>> start Records shown

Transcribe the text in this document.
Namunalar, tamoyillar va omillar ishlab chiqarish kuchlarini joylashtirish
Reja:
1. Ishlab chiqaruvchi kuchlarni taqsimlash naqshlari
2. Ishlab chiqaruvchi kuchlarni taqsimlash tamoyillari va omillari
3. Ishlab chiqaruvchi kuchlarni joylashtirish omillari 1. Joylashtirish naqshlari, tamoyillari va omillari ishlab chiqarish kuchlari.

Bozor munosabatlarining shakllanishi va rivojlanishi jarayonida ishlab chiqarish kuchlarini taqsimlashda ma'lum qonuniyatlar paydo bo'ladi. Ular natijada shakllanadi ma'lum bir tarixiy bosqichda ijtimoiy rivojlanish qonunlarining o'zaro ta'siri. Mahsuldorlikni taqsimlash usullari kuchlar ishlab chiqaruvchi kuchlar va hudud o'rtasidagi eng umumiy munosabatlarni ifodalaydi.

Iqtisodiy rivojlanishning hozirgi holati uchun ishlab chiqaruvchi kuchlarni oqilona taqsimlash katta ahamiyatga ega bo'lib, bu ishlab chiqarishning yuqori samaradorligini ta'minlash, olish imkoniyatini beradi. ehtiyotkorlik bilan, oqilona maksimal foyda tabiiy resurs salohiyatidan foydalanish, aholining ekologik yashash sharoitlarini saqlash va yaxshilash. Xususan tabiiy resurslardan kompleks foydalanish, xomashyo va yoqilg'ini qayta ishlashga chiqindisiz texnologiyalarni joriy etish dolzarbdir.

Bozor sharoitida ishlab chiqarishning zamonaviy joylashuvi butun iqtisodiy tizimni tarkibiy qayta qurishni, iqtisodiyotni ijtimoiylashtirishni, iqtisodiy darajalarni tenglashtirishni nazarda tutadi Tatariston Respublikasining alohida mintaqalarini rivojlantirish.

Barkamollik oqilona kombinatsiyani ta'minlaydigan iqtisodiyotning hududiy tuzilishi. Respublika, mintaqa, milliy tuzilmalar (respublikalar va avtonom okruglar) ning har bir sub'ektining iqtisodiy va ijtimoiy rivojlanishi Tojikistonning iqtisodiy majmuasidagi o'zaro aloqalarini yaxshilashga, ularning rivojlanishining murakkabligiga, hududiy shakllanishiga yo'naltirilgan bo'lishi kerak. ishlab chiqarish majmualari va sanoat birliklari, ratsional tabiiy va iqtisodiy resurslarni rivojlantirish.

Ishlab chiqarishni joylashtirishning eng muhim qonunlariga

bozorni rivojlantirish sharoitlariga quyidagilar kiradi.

>> end Records shown

What is needed ▸
The records above are to be copied in full, exactly as written.

Written solution ▸
Transcribe the text in this document.
Namunalar, tamoyillar va omillar ishlab chiqarish kuchlarini joylashtirish
Reja:
1. Ishlab chiqaruvchi kuchlarni taqsimlash naqshlari
2. Ishlab chiqaruvchi kuchlarni taqsimlash tamoyillari va omillari
3. Ishlab chiqaruvchi kuchlarni joylashtirish omillari 1. Joylashtirish naqshlari, tamoyillari va omillari ishlab chiqarish kuchlari.

Bozor munosabatlarining shakllanishi va rivojlanishi jarayonida ishlab chiqarish kuchlarini taqsimlashda ma'lum qonuniyatlar paydo bo'ladi. Ular natijada shakllanadi ma'lum bir tarixiy bosqichda ijtimoiy rivojlanish qonunlarining o'zaro ta'siri. Mahsuldorlikni taqsimlash usullari kuchlar ishlab chiqaruvchi kuchlar va hudud o'rtasidagi eng umumiy munosabatlarni ifodalaydi.

Iqtisodiy rivojlanishning hozirgi holati uchun ishlab chiqaruvchi kuchlarni oqilona taqsimlash katta ahamiyatga ega bo'lib, bu ishlab chiqarishning yuqori samaradorligini ta'minlash, olish imkoniyatini beradi. ehtiyotkorlik bilan, oqilona maksimal foyda tabiiy resurs salohiyatidan foydalanish, aholining ekologik yashash sharoitlarini saqlash va yaxshilash. Xususan tabiiy resurslardan kompleks foydalanish, xomashyo va yoqilg'ini qayta ishlashga chiqindisiz texnologiyalarni joriy etish dolzarbdir.

Bozor sharoitida ishlab chiqarishning zamonaviy joylashuvi butun iqtisodiy tizimni tarkibiy qayta qurishni, iqtisodiyotni ijtimoiylashtirishni, iqtisodiy darajalarni tenglashtirishni nazarda tutadi Tatariston Respublikasining alohida mintaqalarini rivojlantirish.

Barkamollik oqilona kombinatsiyani ta'minlaydigan iqtisodiyotning hududiy tuzilishi. Respublika, mintaqa, milliy tuzilmalar (respublikalar va avtonom okruglar) ning har bir sub'ektining iqtisodiy va ijtimoiy rivojlanishi Tojikistonning iqtisodiy majmuasidagi o'zaro aloqalarini yaxshilashga, ularning rivojlanishining murakkabligiga, hududiy shakllanishiga yo'naltirilgan bo'lishi kerak. ishlab chiqarish majmualari va sanoat birliklari, ratsional tabiiy va iqtisodiy resurslarni rivojlantirish.

Ishlab chiqarishni joylashtirishning eng muhim qonunlariga

bozorni rivojlantirish sharoitlariga quyidagilar kiradi.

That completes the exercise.